» **Instructions for the task**: Transcribe the entries that follow exactly as they appear, minus pictures.
>>>
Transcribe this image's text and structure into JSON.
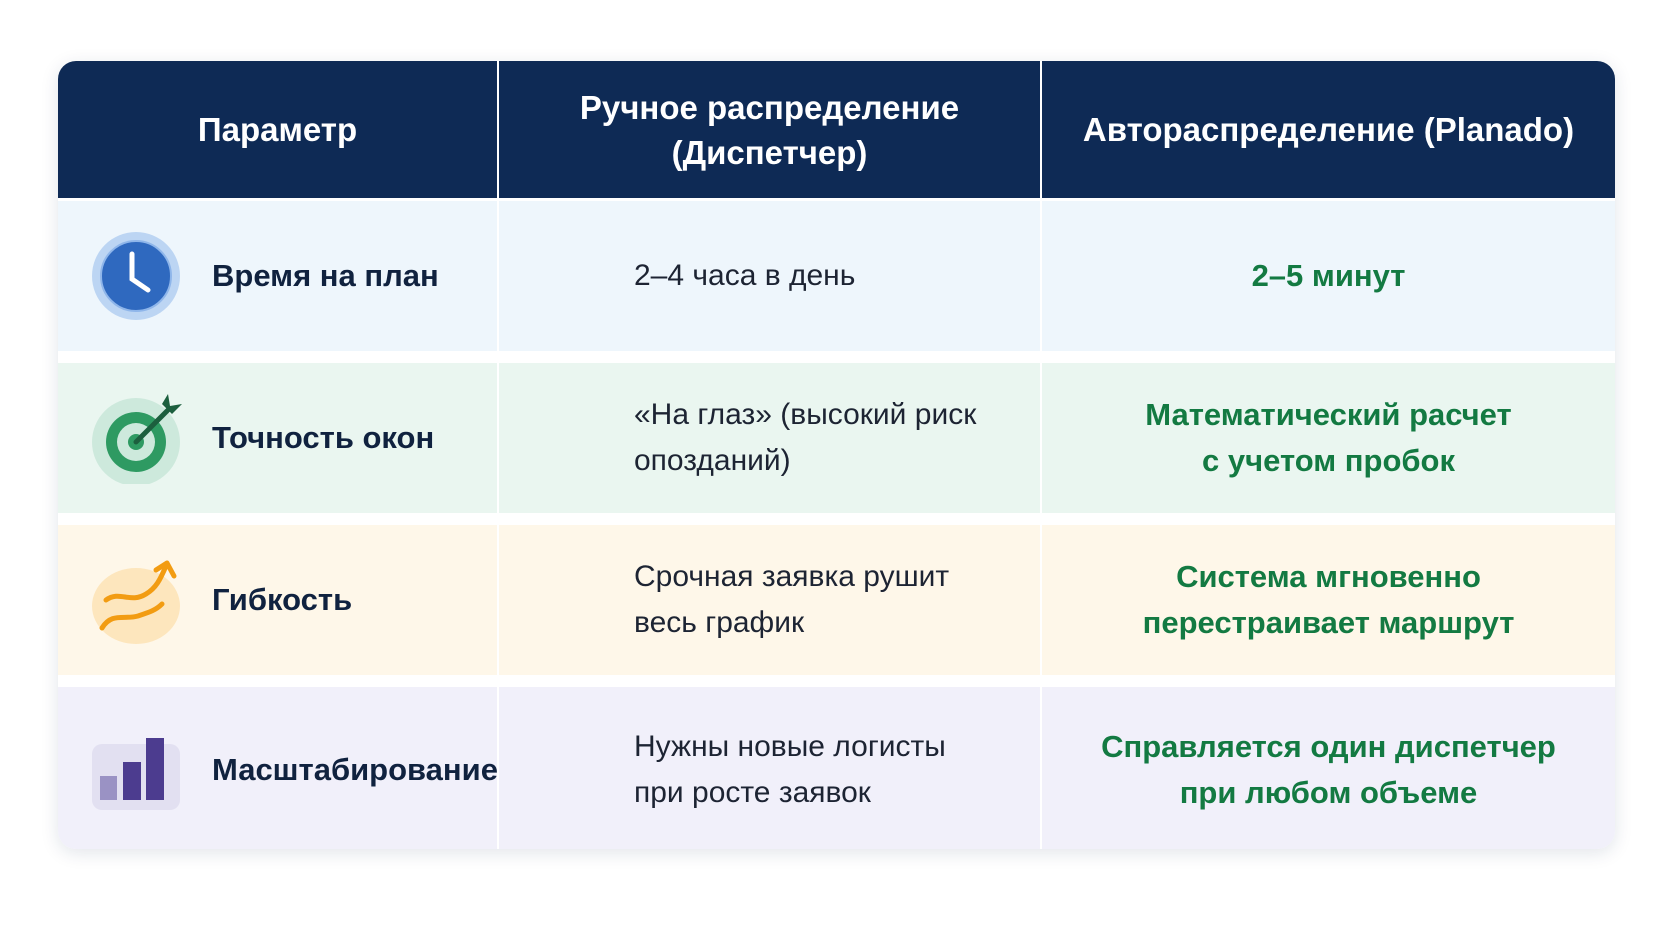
{
  "header": {
    "col1": "Параметр",
    "col2": "Ручное распределение\n(Диспетчер)",
    "col3": "Автораспределение (Planado)"
  },
  "rows": [
    {
      "icon": "clock-icon",
      "param": "Время на план",
      "manual": "2–4 часа в день",
      "auto": "2–5 минут"
    },
    {
      "icon": "target-dart-icon",
      "param": "Точность окон",
      "manual": "«На глаз» (высокий риск\nопозданий)",
      "auto": "Математический расчет\nс учетом пробок"
    },
    {
      "icon": "wavy-arrow-up-icon",
      "param": "Гибкость",
      "manual": "Срочная заявка рушит\nвесь график",
      "auto": "Система мгновенно\nперестраивает маршрут"
    },
    {
      "icon": "bar-chart-icon",
      "param": "Масштабирование",
      "manual": "Нужны новые логисты\nпри росте заявок",
      "auto": "Справляется один диспетчер\nпри любом объеме"
    }
  ],
  "colors": {
    "header": "#0e2a55",
    "accent_green": "#137a42",
    "text_dark": "#10223f"
  }
}
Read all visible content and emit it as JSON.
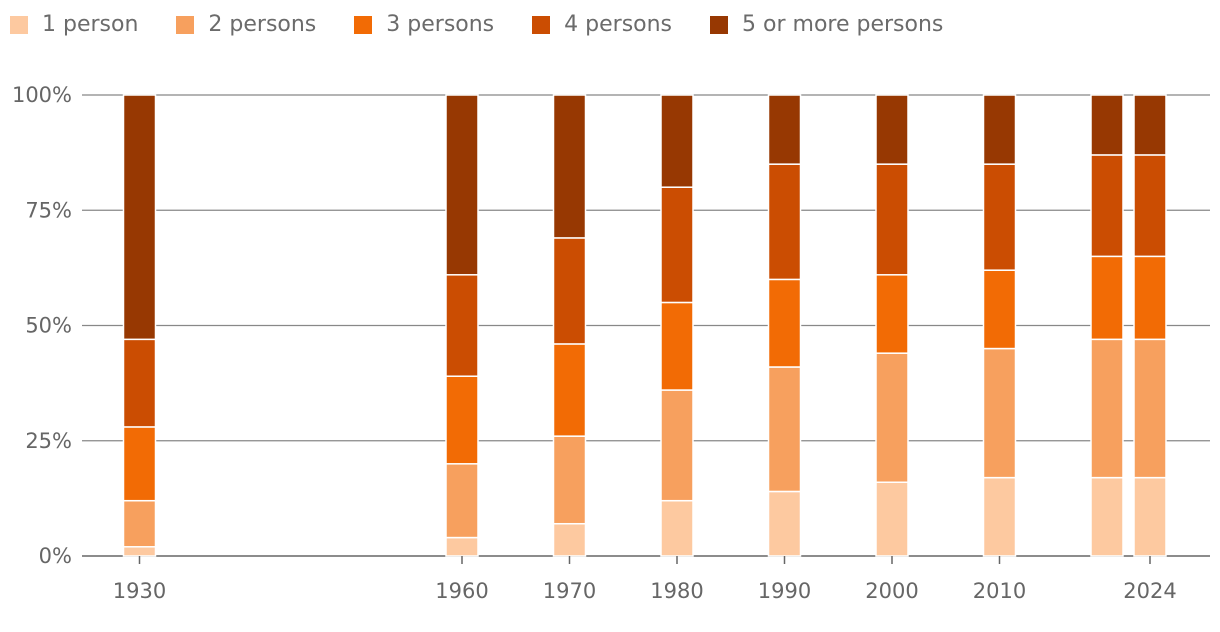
{
  "chart_data": {
    "type": "bar",
    "stacked": true,
    "percent": true,
    "categories": [
      "1930",
      "1960",
      "1970",
      "1980",
      "1990",
      "2000",
      "2010",
      "",
      "2024"
    ],
    "x": [
      1930,
      1960,
      1970,
      1980,
      1990,
      2000,
      2010,
      2020,
      2024
    ],
    "series": [
      {
        "name": "1 person",
        "color": "#fdc9a0",
        "values": [
          2,
          4,
          7,
          12,
          14,
          16,
          17,
          17,
          17
        ]
      },
      {
        "name": "2 persons",
        "color": "#f7a05e",
        "values": [
          10,
          16,
          19,
          24,
          27,
          28,
          28,
          30,
          30
        ]
      },
      {
        "name": "3 persons",
        "color": "#f26b05",
        "values": [
          16,
          19,
          20,
          19,
          19,
          17,
          17,
          18,
          18
        ]
      },
      {
        "name": "4 persons",
        "color": "#cb4d02",
        "values": [
          19,
          22,
          23,
          25,
          25,
          24,
          23,
          22,
          22
        ]
      },
      {
        "name": "5 or more persons",
        "color": "#973802",
        "values": [
          53,
          39,
          31,
          20,
          15,
          15,
          15,
          13,
          13
        ]
      }
    ],
    "yticks": [
      "0%",
      "25%",
      "50%",
      "75%",
      "100%"
    ],
    "ylim": [
      0,
      100
    ],
    "grid": true,
    "legend_position": "top-left"
  }
}
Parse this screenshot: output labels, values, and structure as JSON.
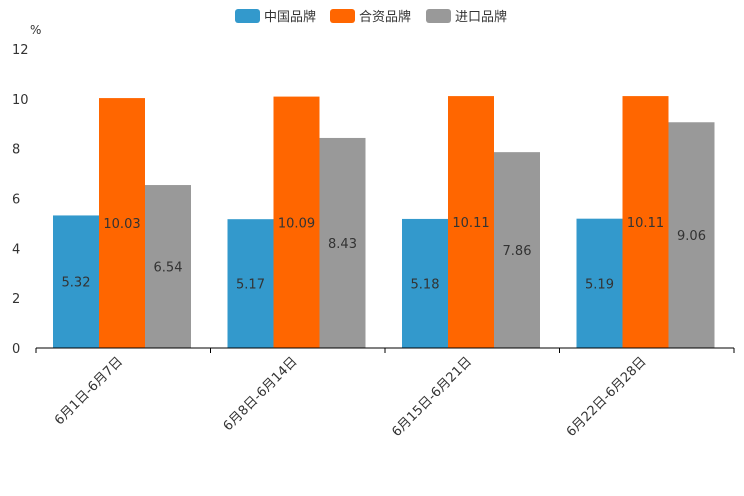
<<<
» **Finished answer**:
Transcribe this image's text and structure into JSON.
{
  "header": {
    "col1": "Параметр",
    "col2": "Ручное распределение\n(Диспетчер)",
    "col3": "Автораспределение (Planado)"
  },
  "rows": [
    {
      "icon": "clock-icon",
      "param": "Время на план",
      "manual": "2–4 часа в день",
      "auto": "2–5 минут"
    },
    {
      "icon": "target-dart-icon",
      "param": "Точность окон",
      "manual": "«На глаз» (высокий риск\nопозданий)",
      "auto": "Математический расчет\nс учетом пробок"
    },
    {
      "icon": "wavy-arrow-up-icon",
      "param": "Гибкость",
      "manual": "Срочная заявка рушит\nвесь график",
      "auto": "Система мгновенно\nперестраивает маршрут"
    },
    {
      "icon": "bar-chart-icon",
      "param": "Масштабирование",
      "manual": "Нужны новые логисты\nпри росте заявок",
      "auto": "Справляется один диспетчер\nпри любом объеме"
    }
  ],
  "colors": {
    "header": "#0e2a55",
    "accent_green": "#137a42",
    "text_dark": "#10223f"
  }
}
Read all visible content and emit it as JSON.
{
  "chart_data": {
    "type": "bar",
    "stacked": true,
    "percent": true,
    "categories": [
      "1930",
      "1960",
      "1970",
      "1980",
      "1990",
      "2000",
      "2010",
      "",
      "2024"
    ],
    "x": [
      1930,
      1960,
      1970,
      1980,
      1990,
      2000,
      2010,
      2020,
      2024
    ],
    "series": [
      {
        "name": "1 person",
        "color": "#fdc9a0",
        "values": [
          2,
          4,
          7,
          12,
          14,
          16,
          17,
          17,
          17
        ]
      },
      {
        "name": "2 persons",
        "color": "#f7a05e",
        "values": [
          10,
          16,
          19,
          24,
          27,
          28,
          28,
          30,
          30
        ]
      },
      {
        "name": "3 persons",
        "color": "#f26b05",
        "values": [
          16,
          19,
          20,
          19,
          19,
          17,
          17,
          18,
          18
        ]
      },
      {
        "name": "4 persons",
        "color": "#cb4d02",
        "values": [
          19,
          22,
          23,
          25,
          25,
          24,
          23,
          22,
          22
        ]
      },
      {
        "name": "5 or more persons",
        "color": "#973802",
        "values": [
          53,
          39,
          31,
          20,
          15,
          15,
          15,
          13,
          13
        ]
      }
    ],
    "yticks": [
      "0%",
      "25%",
      "50%",
      "75%",
      "100%"
    ],
    "ylim": [
      0,
      100
    ],
    "grid": true,
    "legend_position": "top-left"
  }
}
Parse this screenshot: output labels, values, and structure as JSON.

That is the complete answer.